■ Your instructions ■
Give the records back in full, exactly as they read.

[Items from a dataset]
______

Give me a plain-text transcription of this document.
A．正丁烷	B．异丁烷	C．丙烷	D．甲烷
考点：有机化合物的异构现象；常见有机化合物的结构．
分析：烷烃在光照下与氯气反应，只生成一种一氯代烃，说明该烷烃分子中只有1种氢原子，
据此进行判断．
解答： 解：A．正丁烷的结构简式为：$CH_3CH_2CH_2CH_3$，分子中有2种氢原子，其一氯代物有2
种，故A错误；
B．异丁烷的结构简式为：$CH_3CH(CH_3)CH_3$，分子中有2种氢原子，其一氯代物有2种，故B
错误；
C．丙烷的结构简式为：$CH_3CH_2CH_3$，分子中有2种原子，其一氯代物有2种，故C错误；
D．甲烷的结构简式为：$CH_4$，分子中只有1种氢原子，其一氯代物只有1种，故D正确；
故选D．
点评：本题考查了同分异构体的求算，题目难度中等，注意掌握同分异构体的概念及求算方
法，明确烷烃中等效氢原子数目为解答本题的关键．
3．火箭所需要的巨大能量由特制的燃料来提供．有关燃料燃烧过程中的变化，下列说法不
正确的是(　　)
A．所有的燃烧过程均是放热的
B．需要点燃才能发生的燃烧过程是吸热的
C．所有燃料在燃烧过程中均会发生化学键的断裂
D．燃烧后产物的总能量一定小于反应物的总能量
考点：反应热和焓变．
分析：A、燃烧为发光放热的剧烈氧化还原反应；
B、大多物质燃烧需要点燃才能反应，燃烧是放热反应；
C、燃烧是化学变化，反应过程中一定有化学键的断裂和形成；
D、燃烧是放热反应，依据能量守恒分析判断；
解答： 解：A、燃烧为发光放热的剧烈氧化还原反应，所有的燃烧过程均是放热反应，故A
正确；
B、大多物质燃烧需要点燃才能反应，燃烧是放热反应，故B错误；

______

■ The completed task ■
Give me a plain-text transcription of this document.
A．正丁烷	B．异丁烷	C．丙烷	D．甲烷
考点：有机化合物的异构现象；常见有机化合物的结构．
分析：烷烃在光照下与氯气反应，只生成一种一氯代烃，说明该烷烃分子中只有1种氢原子，
据此进行判断．
解答： 解：A．正丁烷的结构简式为：$CH_3CH_2CH_2CH_3$，分子中有2种氢原子，其一氯代物有2
种，故A错误；
B．异丁烷的结构简式为：$CH_3CH(CH_3)CH_3$，分子中有2种氢原子，其一氯代物有2种，故B
错误；
C．丙烷的结构简式为：$CH_3CH_2CH_3$，分子中有2种原子，其一氯代物有2种，故C错误；
D．甲烷的结构简式为：$CH_4$，分子中只有1种氢原子，其一氯代物只有1种，故D正确；
故选D．
点评：本题考查了同分异构体的求算，题目难度中等，注意掌握同分异构体的概念及求算方
法，明确烷烃中等效氢原子数目为解答本题的关键．
3．火箭所需要的巨大能量由特制的燃料来提供．有关燃料燃烧过程中的变化，下列说法不
正确的是(　　)
A．所有的燃烧过程均是放热的
B．需要点燃才能发生的燃烧过程是吸热的
C．所有燃料在燃烧过程中均会发生化学键的断裂
D．燃烧后产物的总能量一定小于反应物的总能量
考点：反应热和焓变．
分析：A、燃烧为发光放热的剧烈氧化还原反应；
B、大多物质燃烧需要点燃才能反应，燃烧是放热反应；
C、燃烧是化学变化，反应过程中一定有化学键的断裂和形成；
D、燃烧是放热反应，依据能量守恒分析判断；
解答： 解：A、燃烧为发光放热的剧烈氧化还原反应，所有的燃烧过程均是放热反应，故A
正确；
B、大多物质燃烧需要点燃才能反应，燃烧是放热反应，故B错误；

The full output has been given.